Material provided:

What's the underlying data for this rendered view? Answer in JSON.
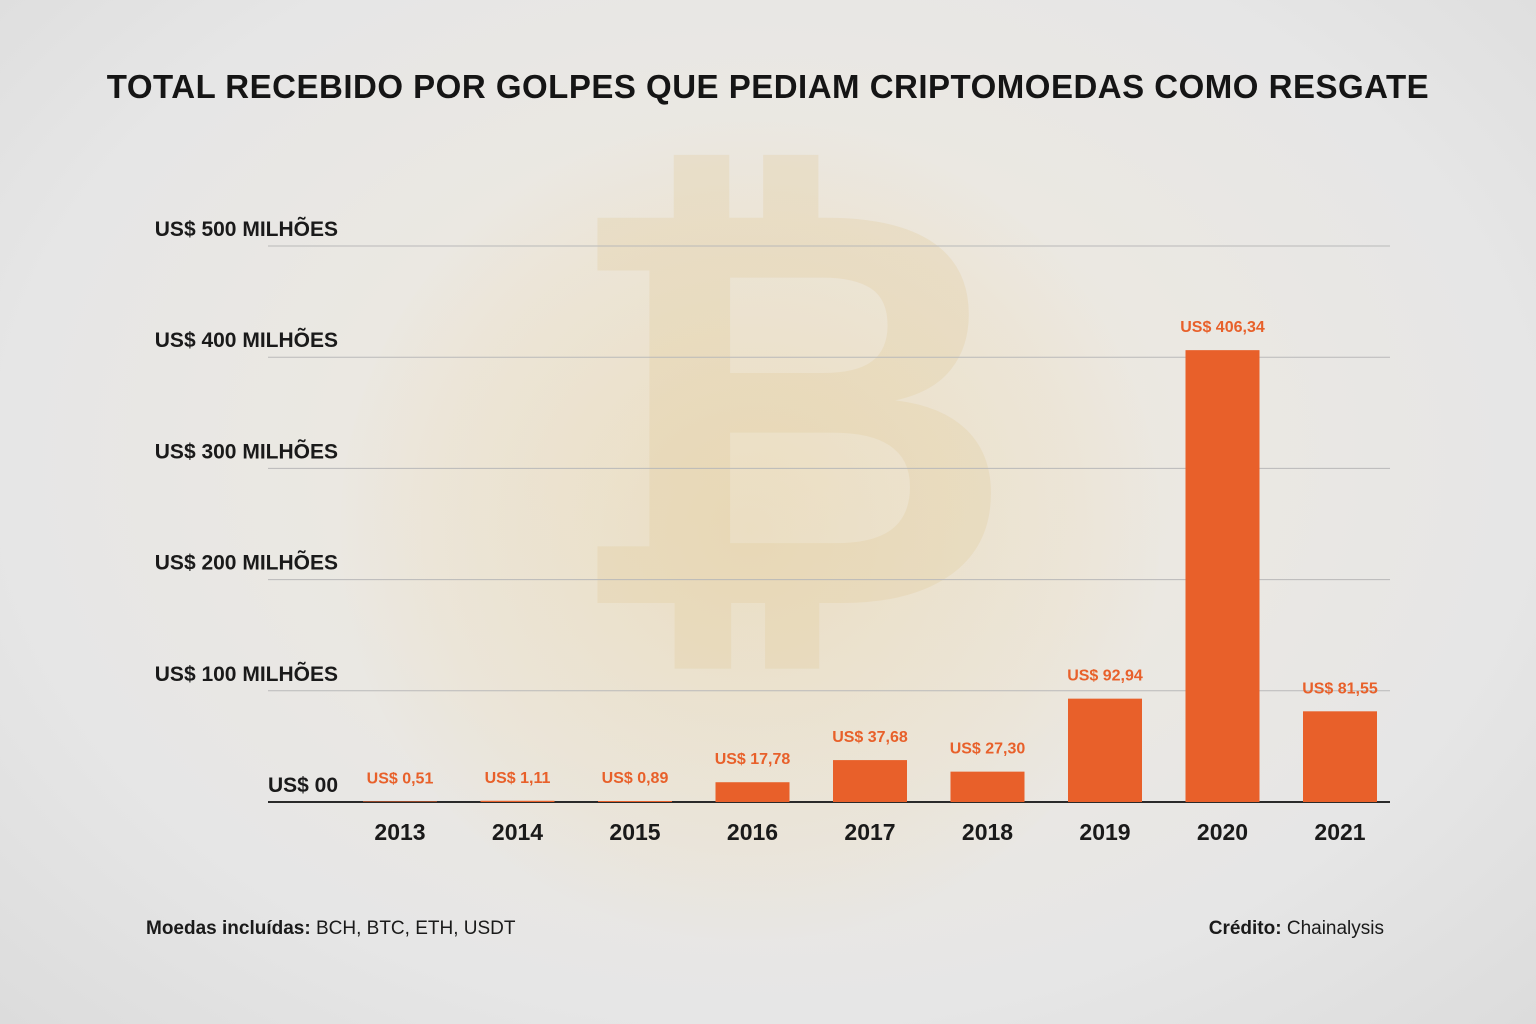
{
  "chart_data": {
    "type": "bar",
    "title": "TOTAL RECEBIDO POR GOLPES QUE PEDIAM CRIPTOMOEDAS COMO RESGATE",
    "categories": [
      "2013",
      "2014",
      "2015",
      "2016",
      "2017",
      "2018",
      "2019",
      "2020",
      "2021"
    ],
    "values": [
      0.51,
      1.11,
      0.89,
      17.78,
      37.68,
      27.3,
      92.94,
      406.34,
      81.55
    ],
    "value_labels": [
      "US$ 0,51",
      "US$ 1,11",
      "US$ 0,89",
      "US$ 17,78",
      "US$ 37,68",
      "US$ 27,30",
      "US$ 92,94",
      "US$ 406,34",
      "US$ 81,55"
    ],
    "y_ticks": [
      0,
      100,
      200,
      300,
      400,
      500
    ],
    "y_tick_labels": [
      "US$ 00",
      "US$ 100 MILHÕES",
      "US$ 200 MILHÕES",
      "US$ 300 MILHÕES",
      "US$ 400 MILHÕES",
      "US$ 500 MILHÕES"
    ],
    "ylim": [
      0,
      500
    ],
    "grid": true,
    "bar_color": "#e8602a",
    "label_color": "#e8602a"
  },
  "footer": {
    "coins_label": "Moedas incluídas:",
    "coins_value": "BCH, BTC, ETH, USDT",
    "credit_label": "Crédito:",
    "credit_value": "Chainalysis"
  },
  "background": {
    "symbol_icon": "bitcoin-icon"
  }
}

Exercise details: Return all of the entries exactly as written, but drop any pictures they hold.

Correct answer:
What's the underlying data for this rendered view? Answer in JSON.
{
  "chart_data": {
    "type": "bar",
    "title": "TOTAL RECEBIDO POR GOLPES QUE PEDIAM CRIPTOMOEDAS COMO RESGATE",
    "categories": [
      "2013",
      "2014",
      "2015",
      "2016",
      "2017",
      "2018",
      "2019",
      "2020",
      "2021"
    ],
    "values": [
      0.51,
      1.11,
      0.89,
      17.78,
      37.68,
      27.3,
      92.94,
      406.34,
      81.55
    ],
    "value_labels": [
      "US$ 0,51",
      "US$ 1,11",
      "US$ 0,89",
      "US$ 17,78",
      "US$ 37,68",
      "US$ 27,30",
      "US$ 92,94",
      "US$ 406,34",
      "US$ 81,55"
    ],
    "y_ticks": [
      0,
      100,
      200,
      300,
      400,
      500
    ],
    "y_tick_labels": [
      "US$ 00",
      "US$ 100 MILHÕES",
      "US$ 200 MILHÕES",
      "US$ 300 MILHÕES",
      "US$ 400 MILHÕES",
      "US$ 500 MILHÕES"
    ],
    "ylim": [
      0,
      500
    ],
    "grid": true,
    "bar_color": "#e8602a",
    "label_color": "#e8602a"
  },
  "footer": {
    "coins_label": "Moedas incluídas:",
    "coins_value": "BCH, BTC, ETH, USDT",
    "credit_label": "Crédito:",
    "credit_value": "Chainalysis"
  },
  "background": {
    "symbol_icon": "bitcoin-icon"
  }
}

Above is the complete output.